• [DATA FOR THIS EXERCISE]
********************
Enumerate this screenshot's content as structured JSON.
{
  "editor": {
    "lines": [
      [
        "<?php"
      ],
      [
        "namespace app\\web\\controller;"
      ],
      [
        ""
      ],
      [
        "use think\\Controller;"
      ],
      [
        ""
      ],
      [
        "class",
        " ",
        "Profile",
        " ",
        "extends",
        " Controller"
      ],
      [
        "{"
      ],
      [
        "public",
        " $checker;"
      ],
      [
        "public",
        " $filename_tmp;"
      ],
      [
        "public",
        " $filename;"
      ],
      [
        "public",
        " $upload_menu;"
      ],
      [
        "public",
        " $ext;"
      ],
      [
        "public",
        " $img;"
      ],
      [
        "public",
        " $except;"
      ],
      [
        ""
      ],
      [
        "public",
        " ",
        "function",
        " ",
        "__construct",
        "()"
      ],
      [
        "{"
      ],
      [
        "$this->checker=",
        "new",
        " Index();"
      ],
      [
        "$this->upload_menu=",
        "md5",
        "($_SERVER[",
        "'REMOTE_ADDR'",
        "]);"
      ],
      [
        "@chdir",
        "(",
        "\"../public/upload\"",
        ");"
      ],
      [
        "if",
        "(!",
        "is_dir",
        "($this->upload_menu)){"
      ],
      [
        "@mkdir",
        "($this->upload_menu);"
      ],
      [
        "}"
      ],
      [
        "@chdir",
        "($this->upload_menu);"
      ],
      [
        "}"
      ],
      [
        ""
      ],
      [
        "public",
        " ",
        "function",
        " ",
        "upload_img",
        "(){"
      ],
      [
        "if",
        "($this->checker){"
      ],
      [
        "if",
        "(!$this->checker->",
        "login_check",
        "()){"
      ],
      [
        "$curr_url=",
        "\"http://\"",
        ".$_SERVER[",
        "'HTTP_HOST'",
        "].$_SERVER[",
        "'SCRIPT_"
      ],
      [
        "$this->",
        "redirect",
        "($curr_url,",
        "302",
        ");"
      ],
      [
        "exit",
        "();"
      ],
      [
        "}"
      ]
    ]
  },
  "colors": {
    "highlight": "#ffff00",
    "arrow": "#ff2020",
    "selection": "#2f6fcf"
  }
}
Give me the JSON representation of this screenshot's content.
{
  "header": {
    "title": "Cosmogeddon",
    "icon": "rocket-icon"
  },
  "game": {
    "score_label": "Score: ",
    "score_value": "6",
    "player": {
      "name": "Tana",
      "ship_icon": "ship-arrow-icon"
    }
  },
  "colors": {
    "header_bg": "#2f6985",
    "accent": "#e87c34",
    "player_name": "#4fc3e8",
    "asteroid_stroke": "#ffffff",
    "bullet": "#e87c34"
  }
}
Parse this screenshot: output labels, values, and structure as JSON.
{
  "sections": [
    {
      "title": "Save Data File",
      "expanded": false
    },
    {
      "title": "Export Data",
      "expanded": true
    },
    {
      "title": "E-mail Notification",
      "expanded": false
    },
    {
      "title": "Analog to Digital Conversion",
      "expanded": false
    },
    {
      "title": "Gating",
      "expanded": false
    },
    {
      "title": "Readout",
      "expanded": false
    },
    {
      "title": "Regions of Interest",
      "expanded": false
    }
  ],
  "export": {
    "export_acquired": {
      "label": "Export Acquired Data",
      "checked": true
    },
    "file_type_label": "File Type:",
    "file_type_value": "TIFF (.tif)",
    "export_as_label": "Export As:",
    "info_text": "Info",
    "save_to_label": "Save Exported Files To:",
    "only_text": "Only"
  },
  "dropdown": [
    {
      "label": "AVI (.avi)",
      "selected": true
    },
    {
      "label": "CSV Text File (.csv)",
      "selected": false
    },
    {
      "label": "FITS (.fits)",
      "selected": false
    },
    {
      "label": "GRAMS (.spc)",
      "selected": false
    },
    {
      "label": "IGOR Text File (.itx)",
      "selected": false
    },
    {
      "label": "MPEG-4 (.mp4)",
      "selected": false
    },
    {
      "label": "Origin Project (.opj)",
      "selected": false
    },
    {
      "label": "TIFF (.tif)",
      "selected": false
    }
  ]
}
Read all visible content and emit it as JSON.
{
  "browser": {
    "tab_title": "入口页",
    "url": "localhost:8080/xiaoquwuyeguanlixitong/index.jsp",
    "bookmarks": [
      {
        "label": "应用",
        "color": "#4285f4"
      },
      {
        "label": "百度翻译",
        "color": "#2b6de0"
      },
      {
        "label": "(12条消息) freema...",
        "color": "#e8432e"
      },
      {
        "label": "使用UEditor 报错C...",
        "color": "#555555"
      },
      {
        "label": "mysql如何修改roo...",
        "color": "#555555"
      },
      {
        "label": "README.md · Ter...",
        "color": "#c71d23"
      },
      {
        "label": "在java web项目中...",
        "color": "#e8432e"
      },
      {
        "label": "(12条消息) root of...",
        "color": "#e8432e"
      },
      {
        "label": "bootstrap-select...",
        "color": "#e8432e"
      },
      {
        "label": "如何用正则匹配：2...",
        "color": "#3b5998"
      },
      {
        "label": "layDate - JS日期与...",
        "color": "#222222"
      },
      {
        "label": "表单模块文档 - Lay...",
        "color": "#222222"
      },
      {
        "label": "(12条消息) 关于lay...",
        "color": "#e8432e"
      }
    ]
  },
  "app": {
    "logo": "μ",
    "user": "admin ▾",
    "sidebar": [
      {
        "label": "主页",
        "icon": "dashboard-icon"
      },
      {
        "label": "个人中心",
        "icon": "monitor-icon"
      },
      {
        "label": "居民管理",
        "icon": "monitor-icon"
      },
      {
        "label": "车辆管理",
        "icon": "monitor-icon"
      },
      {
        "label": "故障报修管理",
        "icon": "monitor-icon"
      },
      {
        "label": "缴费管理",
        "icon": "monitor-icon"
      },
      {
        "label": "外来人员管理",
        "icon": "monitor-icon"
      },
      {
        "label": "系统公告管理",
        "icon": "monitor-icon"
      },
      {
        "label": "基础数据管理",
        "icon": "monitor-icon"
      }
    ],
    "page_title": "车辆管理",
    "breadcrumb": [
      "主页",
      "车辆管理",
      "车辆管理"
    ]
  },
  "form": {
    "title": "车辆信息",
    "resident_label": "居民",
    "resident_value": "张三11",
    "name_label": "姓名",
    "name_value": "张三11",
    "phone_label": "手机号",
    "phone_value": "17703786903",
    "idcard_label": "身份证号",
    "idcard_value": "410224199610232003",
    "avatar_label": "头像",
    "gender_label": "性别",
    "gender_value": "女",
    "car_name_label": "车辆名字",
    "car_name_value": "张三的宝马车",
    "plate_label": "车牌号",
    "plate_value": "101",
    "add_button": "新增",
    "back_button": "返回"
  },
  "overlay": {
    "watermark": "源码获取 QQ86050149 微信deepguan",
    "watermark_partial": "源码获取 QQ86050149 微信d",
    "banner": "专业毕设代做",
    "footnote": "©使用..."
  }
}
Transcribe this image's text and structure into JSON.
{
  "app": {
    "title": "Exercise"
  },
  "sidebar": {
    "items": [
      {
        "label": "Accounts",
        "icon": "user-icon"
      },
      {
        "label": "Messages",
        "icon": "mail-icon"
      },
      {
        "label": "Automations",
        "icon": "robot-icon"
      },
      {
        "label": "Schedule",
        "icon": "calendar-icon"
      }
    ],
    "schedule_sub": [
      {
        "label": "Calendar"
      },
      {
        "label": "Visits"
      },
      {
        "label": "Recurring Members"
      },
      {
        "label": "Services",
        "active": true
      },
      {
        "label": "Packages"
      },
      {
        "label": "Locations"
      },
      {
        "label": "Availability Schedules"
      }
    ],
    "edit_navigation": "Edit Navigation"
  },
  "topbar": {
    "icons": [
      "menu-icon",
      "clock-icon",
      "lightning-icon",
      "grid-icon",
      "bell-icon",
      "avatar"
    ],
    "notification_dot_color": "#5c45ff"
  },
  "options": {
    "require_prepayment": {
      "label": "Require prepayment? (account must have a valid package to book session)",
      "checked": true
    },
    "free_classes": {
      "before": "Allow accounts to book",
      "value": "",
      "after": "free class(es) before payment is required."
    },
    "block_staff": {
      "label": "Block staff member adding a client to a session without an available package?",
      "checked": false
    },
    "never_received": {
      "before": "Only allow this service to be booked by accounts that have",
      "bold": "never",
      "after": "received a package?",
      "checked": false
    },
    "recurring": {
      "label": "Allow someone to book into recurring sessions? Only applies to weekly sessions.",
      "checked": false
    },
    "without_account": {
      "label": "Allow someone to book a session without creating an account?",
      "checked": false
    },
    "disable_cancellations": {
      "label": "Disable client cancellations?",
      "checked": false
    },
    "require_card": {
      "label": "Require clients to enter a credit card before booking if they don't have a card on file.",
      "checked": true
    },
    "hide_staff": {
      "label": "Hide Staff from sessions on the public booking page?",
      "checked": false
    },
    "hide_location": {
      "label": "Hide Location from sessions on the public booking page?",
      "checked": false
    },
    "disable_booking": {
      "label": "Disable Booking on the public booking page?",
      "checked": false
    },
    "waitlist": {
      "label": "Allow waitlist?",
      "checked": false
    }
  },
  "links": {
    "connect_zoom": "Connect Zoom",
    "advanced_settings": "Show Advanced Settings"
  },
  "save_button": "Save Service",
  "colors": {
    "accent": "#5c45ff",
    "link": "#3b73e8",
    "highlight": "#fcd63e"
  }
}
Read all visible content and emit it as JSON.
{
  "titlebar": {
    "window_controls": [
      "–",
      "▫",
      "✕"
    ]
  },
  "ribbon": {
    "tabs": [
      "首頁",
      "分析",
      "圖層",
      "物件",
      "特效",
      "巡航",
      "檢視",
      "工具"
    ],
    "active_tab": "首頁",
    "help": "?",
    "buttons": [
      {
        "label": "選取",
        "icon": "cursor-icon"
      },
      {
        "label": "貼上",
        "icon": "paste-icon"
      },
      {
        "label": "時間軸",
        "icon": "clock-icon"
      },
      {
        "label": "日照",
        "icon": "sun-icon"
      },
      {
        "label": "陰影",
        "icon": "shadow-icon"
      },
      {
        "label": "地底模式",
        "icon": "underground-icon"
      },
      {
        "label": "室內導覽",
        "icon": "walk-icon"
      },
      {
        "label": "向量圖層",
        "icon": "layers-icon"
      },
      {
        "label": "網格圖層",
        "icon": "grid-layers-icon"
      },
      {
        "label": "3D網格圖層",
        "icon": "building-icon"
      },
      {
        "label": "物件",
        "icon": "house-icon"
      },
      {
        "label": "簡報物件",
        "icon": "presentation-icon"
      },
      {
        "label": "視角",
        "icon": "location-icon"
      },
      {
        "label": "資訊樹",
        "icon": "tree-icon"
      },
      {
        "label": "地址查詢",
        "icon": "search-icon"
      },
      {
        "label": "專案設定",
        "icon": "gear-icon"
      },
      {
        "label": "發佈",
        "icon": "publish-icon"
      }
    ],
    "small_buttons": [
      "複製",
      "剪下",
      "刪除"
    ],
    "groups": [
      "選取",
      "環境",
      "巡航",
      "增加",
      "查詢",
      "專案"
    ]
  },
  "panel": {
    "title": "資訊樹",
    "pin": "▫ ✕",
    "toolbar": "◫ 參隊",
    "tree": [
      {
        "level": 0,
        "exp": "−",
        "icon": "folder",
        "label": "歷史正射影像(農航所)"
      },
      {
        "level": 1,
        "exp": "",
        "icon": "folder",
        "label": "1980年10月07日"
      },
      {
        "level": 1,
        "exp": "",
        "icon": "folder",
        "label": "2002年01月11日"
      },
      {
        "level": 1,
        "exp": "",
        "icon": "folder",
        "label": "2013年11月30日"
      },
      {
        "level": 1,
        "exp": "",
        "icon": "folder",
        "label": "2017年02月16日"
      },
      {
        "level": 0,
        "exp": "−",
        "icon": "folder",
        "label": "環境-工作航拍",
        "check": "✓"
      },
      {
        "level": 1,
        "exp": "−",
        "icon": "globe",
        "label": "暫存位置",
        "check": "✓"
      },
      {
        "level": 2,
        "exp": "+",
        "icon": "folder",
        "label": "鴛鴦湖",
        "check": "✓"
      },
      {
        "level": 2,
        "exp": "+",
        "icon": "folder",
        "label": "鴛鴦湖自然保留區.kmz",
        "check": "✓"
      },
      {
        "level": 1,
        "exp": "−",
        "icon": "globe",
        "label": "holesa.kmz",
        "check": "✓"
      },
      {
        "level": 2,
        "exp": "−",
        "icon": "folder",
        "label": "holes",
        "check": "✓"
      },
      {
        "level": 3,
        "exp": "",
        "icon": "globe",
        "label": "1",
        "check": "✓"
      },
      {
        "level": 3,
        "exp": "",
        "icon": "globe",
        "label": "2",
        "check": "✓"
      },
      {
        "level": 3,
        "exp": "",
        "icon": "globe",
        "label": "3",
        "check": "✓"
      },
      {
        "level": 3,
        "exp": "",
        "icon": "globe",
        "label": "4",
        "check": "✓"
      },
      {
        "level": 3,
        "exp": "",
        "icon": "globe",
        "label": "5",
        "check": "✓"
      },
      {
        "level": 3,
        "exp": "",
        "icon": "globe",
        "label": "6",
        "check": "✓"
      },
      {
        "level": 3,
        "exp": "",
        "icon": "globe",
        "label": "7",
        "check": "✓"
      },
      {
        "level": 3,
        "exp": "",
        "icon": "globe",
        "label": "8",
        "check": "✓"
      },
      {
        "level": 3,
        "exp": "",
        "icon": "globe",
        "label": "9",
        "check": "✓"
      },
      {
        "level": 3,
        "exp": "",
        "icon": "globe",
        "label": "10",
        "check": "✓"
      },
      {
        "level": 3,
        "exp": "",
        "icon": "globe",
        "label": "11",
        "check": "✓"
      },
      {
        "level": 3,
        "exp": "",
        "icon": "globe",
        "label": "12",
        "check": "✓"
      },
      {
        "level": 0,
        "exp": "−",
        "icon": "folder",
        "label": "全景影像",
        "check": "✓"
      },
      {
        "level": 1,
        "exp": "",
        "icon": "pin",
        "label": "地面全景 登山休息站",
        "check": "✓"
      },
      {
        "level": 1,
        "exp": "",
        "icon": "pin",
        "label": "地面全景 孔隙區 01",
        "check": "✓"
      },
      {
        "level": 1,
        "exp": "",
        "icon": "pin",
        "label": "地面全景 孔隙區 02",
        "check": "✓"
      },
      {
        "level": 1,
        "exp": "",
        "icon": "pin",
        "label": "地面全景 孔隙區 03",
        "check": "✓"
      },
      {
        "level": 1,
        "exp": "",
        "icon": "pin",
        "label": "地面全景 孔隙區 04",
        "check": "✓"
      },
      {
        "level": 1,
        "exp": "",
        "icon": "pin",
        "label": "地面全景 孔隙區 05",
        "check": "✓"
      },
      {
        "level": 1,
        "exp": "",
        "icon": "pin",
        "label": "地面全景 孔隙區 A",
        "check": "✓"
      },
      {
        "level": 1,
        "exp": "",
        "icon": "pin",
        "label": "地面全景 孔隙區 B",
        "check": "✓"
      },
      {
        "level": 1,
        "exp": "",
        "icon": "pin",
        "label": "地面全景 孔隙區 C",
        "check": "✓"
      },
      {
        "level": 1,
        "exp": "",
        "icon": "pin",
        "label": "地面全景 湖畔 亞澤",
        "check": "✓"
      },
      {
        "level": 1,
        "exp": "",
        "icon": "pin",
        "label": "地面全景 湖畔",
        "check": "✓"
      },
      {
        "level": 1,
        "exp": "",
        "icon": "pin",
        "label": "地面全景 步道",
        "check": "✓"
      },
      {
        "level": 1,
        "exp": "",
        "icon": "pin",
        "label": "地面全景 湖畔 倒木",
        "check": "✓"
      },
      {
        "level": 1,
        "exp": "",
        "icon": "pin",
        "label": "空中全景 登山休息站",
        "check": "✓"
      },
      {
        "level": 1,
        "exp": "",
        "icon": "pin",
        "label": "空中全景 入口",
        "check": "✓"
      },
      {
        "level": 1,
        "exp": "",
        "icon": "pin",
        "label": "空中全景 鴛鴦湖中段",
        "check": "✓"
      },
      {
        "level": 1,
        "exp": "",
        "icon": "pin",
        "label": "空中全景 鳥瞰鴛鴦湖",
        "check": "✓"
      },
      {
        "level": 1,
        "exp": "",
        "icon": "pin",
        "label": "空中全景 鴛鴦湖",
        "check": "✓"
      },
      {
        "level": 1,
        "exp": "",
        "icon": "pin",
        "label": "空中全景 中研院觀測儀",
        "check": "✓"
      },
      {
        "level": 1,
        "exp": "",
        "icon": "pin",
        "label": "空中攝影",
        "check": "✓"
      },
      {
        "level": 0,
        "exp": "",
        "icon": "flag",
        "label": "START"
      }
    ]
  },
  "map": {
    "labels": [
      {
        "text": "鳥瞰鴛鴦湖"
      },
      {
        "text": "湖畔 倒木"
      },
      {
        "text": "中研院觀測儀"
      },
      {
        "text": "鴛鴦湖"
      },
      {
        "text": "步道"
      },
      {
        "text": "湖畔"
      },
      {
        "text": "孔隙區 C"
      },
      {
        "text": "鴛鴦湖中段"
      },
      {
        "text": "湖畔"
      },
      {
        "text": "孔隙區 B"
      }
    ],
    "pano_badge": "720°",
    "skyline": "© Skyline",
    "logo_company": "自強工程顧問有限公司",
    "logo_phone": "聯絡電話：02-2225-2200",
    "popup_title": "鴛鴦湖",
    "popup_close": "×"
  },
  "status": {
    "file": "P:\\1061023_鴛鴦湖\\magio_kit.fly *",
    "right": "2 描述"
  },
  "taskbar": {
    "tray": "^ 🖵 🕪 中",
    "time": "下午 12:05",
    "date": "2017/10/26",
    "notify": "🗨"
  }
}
********************
• [WHAT THE TASK ASKS]
Filter the listing above by the word "mail"; copy each line that passes.

• [OUTPUT OF THE TASK]
      "title": "E-mail Notification",
        "icon": "mail-icon"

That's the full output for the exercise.